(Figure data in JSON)
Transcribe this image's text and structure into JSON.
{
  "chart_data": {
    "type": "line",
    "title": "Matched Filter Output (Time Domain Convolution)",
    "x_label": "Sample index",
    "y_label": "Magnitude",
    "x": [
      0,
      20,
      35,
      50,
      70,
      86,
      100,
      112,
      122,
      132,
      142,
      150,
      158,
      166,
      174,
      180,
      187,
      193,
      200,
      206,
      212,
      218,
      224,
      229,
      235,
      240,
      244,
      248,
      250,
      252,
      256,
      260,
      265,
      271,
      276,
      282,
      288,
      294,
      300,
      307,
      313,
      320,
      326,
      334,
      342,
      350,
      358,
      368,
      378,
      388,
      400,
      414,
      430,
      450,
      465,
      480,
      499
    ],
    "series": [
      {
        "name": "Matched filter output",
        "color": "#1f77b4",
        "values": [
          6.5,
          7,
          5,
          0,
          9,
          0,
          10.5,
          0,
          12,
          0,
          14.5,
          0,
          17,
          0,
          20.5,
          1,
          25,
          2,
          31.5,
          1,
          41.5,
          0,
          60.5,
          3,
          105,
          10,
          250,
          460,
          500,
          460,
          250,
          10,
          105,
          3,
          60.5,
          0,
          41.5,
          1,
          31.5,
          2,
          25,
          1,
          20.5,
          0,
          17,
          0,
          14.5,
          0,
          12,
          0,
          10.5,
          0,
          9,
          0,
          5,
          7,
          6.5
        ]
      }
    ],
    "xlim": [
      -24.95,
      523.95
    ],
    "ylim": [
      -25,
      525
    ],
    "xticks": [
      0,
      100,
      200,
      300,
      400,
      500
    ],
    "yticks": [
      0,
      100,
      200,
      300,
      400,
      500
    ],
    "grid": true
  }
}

### WHAT NEEDS TO BE DONE
Report all lines of the data that include the word "Matched".

### EXPECTED ANSWER
    "title": "Matched Filter Output (Time Domain Convolution)",
        "name": "Matched filter output",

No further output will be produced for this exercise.